##### Input material

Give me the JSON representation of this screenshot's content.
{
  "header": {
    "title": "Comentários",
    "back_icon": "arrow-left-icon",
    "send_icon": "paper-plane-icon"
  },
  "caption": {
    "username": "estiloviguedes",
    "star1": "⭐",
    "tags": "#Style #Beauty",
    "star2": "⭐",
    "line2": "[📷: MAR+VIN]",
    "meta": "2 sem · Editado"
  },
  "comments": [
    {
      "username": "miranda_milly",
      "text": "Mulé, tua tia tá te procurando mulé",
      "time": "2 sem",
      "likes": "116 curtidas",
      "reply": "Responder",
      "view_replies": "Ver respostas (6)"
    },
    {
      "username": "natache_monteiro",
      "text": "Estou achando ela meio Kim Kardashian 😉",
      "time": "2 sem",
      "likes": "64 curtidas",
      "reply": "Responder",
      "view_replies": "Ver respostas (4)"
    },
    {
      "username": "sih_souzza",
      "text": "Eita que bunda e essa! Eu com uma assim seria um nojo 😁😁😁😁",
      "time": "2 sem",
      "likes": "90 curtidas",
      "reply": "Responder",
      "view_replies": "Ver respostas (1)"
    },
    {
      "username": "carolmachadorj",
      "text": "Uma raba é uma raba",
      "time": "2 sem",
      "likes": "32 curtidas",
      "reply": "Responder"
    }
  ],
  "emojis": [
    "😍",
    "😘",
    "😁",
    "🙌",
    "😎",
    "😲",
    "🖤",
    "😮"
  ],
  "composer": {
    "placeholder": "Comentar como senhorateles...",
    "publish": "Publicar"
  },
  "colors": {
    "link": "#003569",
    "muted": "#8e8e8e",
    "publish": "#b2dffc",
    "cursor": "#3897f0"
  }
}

##########

**Requirements**
Please set down each line of the records exactly as given.

**Answer to this exercise**
Give me the JSON representation of this screenshot's content.
{
  "header": {
    "title": "Comentários",
    "back_icon": "arrow-left-icon",
    "send_icon": "paper-plane-icon"
  },
  "caption": {
    "username": "estiloviguedes",
    "star1": "⭐",
    "tags": "#Style #Beauty",
    "star2": "⭐",
    "line2": "[📷: MAR+VIN]",
    "meta": "2 sem · Editado"
  },
  "comments": [
    {
      "username": "miranda_milly",
      "text": "Mulé, tua tia tá te procurando mulé",
      "time": "2 sem",
      "likes": "116 curtidas",
      "reply": "Responder",
      "view_replies": "Ver respostas (6)"
    },
    {
      "username": "natache_monteiro",
      "text": "Estou achando ela meio Kim Kardashian 😉",
      "time": "2 sem",
      "likes": "64 curtidas",
      "reply": "Responder",
      "view_replies": "Ver respostas (4)"
    },
    {
      "username": "sih_souzza",
      "text": "Eita que bunda e essa! Eu com uma assim seria um nojo 😁😁😁😁",
      "time": "2 sem",
      "likes": "90 curtidas",
      "reply": "Responder",
      "view_replies": "Ver respostas (1)"
    },
    {
      "username": "carolmachadorj",
      "text": "Uma raba é uma raba",
      "time": "2 sem",
      "likes": "32 curtidas",
      "reply": "Responder"
    }
  ],
  "emojis": [
    "😍",
    "😘",
    "😁",
    "🙌",
    "😎",
    "😲",
    "🖤",
    "😮"
  ],
  "composer": {
    "placeholder": "Comentar como senhorateles...",
    "publish": "Publicar"
  },
  "colors": {
    "link": "#003569",
    "muted": "#8e8e8e",
    "publish": "#b2dffc",
    "cursor": "#3897f0"
  }
}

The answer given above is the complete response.